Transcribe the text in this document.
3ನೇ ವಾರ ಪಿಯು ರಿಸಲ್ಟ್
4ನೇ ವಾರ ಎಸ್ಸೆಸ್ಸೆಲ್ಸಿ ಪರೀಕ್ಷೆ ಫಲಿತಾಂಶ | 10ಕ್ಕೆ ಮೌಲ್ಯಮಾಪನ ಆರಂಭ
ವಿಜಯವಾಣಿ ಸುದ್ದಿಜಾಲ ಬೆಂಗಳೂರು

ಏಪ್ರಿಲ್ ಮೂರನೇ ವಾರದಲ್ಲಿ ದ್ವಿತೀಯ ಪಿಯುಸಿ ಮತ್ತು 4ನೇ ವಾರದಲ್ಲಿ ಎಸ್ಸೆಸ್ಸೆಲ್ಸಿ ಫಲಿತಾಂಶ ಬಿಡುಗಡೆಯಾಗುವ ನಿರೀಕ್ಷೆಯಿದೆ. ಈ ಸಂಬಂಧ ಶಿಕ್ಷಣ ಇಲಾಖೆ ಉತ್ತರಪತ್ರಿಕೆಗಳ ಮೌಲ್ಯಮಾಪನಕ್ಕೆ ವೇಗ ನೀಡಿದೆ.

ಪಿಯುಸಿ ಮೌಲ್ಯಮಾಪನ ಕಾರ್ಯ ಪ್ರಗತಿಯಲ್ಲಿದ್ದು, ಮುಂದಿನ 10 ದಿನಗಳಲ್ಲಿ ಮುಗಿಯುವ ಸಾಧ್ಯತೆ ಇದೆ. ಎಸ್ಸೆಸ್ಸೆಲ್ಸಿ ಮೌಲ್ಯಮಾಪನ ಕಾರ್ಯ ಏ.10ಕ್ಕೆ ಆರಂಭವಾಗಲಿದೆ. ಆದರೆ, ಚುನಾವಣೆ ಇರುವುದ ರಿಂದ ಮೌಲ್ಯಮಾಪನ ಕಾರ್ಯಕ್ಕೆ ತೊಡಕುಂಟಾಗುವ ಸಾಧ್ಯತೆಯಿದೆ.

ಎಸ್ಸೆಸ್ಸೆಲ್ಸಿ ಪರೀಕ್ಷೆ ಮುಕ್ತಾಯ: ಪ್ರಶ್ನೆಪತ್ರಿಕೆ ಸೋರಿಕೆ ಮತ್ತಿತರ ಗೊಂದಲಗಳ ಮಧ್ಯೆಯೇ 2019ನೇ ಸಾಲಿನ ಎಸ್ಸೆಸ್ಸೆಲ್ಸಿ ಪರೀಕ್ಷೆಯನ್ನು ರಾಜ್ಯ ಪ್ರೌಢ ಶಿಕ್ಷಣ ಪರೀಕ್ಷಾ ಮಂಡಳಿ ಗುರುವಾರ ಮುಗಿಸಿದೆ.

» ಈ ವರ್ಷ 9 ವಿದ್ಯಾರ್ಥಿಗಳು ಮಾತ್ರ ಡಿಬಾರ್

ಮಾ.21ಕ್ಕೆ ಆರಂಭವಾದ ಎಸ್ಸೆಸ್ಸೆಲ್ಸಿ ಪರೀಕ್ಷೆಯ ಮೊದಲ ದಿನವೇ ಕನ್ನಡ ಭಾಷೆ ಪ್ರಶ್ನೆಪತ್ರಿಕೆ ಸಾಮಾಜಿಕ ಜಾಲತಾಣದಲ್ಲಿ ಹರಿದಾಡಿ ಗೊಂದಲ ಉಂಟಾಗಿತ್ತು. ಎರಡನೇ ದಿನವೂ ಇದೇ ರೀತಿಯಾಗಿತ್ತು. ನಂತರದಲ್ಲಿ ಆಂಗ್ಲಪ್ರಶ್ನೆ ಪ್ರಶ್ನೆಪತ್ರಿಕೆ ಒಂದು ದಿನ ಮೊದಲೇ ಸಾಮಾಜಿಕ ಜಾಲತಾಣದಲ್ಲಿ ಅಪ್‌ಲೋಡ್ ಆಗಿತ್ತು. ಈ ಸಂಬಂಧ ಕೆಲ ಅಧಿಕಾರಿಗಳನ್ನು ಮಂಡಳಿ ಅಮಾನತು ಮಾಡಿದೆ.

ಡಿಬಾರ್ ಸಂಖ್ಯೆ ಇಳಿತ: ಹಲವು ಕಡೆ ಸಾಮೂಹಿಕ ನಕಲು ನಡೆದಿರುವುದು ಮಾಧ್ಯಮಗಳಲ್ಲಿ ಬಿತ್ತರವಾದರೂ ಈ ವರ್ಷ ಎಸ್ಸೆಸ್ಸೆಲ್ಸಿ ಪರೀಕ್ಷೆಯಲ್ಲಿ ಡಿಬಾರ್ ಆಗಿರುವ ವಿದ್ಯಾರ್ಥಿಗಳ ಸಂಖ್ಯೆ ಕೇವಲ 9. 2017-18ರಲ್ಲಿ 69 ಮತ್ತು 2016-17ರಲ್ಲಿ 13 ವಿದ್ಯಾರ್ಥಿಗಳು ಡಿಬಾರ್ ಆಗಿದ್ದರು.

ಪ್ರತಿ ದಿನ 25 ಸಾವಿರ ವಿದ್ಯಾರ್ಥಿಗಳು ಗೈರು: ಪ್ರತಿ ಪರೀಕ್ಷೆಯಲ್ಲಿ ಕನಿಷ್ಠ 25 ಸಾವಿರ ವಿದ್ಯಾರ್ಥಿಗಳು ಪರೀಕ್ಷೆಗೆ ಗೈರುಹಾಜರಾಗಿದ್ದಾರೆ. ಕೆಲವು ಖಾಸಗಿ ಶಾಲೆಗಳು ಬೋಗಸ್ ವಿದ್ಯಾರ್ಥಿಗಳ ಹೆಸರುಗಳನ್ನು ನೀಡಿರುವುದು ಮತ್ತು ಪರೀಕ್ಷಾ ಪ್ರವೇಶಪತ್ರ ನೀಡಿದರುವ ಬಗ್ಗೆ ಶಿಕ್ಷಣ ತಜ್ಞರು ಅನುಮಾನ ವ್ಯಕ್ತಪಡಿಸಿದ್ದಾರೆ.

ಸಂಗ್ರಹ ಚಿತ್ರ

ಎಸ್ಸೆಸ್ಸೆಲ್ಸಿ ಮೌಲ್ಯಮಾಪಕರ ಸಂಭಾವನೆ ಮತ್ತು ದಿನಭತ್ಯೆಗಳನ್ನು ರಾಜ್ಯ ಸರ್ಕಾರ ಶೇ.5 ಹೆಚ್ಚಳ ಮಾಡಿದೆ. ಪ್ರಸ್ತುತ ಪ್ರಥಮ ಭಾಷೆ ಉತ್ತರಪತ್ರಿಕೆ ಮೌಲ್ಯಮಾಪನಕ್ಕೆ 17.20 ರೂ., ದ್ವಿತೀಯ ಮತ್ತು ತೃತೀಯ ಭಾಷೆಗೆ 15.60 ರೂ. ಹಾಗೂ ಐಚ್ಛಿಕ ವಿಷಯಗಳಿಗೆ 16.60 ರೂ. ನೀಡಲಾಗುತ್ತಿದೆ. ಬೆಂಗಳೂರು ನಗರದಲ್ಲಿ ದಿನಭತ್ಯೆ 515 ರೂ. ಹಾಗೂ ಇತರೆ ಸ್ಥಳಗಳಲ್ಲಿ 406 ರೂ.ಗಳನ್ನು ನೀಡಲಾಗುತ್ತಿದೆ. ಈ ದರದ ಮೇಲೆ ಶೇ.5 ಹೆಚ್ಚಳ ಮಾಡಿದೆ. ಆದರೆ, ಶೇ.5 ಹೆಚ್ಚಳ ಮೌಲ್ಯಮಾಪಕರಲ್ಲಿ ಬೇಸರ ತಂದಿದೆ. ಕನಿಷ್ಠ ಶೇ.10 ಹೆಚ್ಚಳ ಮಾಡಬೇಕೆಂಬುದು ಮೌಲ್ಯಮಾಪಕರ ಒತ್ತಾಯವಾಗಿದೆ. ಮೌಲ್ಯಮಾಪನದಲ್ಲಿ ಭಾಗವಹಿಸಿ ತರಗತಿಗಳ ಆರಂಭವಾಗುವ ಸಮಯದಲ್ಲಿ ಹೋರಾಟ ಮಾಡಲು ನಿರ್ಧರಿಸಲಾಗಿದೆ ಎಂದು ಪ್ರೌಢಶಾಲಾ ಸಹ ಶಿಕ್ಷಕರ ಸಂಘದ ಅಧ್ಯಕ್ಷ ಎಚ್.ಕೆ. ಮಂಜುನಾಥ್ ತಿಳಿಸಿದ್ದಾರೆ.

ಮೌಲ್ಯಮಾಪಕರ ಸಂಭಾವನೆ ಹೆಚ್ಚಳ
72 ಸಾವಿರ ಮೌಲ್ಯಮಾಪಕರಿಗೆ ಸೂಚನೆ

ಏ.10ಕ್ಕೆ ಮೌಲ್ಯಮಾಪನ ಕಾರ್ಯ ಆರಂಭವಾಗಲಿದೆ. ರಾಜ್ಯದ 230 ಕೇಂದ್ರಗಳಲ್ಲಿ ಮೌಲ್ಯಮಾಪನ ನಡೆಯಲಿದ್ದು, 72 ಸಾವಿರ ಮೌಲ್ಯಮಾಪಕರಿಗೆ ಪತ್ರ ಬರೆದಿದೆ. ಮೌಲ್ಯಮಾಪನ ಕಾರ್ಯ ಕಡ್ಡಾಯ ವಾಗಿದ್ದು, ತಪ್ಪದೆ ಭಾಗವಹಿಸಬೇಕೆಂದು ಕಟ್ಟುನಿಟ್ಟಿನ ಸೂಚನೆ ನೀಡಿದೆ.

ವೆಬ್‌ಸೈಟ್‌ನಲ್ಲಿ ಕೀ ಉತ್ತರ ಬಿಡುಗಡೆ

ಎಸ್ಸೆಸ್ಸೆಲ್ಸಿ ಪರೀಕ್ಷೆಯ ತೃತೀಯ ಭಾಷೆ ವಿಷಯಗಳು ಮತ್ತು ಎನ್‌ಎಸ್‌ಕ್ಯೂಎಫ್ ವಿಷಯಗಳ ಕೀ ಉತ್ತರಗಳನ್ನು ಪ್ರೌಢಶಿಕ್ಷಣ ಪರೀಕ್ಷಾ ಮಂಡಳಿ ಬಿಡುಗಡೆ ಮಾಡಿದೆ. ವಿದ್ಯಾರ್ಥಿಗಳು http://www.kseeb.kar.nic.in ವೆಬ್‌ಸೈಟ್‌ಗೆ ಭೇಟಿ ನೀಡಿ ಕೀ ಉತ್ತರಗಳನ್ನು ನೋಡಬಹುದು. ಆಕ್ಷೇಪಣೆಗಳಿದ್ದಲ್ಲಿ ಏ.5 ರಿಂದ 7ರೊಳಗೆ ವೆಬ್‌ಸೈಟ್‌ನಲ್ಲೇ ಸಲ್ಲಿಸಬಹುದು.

========================

• _Exercise directions_
Go through the records line by line and count those containing the string "ಷಯಗಳ". Give only the total.

• _Expected answer_
2